• **Aim**
Spot each line that carries the word "Openness"; copy those lines.

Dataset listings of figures
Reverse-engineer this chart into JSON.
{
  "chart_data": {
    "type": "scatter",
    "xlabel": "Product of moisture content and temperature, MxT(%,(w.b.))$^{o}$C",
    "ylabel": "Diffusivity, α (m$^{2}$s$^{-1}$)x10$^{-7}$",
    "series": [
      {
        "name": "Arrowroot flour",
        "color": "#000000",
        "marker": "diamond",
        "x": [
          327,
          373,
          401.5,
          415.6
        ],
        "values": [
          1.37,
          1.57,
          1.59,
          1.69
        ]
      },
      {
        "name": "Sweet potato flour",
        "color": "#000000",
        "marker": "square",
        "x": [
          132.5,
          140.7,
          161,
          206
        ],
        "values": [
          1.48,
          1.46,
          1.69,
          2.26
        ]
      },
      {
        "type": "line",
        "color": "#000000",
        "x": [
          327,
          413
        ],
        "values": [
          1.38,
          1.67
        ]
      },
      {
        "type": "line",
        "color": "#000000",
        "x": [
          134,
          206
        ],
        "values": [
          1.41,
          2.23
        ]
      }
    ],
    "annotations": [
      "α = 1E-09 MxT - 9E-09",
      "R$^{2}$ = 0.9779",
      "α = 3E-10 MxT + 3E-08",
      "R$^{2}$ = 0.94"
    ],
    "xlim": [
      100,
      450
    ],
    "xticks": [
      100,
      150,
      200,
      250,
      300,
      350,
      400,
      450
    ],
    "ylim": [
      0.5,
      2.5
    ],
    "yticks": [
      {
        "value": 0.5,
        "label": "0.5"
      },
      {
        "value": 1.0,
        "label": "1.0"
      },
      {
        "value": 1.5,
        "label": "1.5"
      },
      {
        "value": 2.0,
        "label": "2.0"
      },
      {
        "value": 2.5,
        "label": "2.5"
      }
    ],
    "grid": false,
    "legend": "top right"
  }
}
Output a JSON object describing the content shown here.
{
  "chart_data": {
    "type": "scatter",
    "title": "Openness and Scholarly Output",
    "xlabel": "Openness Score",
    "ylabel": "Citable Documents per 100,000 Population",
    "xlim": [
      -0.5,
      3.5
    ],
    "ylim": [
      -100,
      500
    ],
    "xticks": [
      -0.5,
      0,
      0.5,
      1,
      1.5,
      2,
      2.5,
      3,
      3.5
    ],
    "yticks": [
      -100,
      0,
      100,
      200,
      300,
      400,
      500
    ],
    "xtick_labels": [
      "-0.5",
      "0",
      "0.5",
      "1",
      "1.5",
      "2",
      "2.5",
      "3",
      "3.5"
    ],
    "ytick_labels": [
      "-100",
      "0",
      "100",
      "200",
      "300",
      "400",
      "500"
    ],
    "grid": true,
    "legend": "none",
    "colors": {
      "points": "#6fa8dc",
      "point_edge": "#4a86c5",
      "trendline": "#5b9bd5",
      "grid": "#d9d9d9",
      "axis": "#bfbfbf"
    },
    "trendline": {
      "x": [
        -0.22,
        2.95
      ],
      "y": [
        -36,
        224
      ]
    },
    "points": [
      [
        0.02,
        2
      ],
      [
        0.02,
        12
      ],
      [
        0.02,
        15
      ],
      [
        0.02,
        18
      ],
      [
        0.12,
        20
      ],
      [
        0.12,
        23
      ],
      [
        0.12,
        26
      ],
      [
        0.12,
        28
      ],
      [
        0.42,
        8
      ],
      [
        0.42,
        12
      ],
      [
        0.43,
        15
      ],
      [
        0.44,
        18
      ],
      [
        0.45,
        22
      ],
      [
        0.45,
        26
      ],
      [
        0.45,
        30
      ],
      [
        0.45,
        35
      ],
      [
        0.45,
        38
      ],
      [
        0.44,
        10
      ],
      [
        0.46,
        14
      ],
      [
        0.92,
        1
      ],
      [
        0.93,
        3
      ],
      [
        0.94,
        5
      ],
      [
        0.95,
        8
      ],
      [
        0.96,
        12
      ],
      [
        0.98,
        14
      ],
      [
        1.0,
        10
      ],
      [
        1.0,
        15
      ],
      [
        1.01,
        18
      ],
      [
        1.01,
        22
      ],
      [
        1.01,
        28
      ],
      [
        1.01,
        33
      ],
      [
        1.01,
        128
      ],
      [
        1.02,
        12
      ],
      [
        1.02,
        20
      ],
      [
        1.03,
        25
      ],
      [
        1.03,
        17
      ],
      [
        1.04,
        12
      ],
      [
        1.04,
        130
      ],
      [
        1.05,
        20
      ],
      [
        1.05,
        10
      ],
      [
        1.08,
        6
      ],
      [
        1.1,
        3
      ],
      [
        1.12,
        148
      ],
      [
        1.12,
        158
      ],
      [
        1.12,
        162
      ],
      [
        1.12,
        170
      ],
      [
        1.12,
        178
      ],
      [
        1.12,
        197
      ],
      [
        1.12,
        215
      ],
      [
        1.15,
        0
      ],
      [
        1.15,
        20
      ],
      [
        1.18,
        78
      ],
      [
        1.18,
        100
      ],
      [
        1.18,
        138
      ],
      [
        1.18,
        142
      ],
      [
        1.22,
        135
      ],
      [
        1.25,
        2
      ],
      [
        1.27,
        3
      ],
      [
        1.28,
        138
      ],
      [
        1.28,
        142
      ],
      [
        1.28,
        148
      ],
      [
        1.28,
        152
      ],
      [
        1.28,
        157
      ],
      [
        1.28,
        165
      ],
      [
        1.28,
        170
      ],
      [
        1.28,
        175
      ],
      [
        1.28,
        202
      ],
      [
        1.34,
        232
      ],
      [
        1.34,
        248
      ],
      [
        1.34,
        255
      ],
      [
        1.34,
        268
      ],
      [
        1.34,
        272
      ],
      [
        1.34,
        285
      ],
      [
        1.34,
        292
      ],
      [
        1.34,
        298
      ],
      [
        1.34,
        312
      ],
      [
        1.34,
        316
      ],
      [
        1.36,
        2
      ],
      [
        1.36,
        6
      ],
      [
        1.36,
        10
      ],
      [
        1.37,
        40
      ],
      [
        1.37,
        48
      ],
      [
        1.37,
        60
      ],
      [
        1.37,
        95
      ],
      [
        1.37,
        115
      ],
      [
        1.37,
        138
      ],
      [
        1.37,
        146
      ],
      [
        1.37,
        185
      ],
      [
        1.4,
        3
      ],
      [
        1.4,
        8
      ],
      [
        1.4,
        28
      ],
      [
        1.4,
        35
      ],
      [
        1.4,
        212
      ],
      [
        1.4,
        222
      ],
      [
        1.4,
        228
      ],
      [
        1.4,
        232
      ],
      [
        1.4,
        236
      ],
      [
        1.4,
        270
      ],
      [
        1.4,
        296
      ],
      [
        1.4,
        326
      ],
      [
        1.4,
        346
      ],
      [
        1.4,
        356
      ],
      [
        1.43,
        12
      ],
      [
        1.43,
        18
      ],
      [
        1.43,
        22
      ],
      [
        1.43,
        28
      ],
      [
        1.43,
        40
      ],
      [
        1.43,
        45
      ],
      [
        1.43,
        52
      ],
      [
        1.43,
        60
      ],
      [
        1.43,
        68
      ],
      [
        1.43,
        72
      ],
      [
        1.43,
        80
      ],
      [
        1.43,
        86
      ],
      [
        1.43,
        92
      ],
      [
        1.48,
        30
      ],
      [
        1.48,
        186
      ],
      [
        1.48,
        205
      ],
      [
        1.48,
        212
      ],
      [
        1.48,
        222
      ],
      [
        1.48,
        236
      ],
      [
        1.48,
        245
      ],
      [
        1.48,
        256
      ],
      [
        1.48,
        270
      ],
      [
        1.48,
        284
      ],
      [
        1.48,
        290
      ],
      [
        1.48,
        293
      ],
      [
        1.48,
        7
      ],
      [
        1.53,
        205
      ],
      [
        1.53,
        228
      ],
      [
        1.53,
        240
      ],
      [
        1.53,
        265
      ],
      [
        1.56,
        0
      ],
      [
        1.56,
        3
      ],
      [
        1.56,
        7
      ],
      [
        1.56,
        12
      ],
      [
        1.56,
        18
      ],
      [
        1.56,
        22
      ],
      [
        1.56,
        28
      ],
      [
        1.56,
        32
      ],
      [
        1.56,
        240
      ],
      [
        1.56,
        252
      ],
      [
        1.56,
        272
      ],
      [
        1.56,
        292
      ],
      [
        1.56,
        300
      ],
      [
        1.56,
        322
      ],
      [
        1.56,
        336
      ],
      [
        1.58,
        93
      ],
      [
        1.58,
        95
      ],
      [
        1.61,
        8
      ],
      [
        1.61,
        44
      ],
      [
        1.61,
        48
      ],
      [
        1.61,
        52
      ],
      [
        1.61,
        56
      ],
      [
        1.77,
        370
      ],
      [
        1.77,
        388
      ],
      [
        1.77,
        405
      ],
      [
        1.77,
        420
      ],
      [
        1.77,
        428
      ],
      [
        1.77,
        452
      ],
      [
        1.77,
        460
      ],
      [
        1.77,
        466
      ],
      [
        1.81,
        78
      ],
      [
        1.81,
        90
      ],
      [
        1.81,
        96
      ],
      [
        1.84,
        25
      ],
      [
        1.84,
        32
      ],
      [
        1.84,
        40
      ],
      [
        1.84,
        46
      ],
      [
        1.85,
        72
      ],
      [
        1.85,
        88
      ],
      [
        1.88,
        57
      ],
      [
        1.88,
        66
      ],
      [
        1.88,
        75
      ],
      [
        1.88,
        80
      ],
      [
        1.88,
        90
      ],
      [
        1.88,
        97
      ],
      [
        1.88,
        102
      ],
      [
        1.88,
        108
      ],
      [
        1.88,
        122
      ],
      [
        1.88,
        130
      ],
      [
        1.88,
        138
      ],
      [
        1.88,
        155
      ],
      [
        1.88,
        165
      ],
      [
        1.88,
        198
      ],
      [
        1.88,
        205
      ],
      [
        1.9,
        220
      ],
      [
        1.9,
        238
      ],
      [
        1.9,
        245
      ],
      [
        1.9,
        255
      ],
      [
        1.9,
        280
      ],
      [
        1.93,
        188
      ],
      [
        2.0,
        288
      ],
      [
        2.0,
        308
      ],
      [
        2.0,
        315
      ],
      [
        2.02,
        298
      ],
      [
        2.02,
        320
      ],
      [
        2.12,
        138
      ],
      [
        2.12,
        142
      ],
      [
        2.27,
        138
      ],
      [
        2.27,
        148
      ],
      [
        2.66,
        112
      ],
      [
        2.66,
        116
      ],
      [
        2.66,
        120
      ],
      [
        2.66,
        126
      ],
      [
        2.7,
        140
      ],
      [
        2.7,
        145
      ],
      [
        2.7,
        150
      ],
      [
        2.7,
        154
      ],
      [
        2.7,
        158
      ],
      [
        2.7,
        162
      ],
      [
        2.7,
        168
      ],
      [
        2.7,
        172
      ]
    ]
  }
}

• **Completed task**
    "title": "Openness and Scholarly Output",
    "xlabel": "Openness Score",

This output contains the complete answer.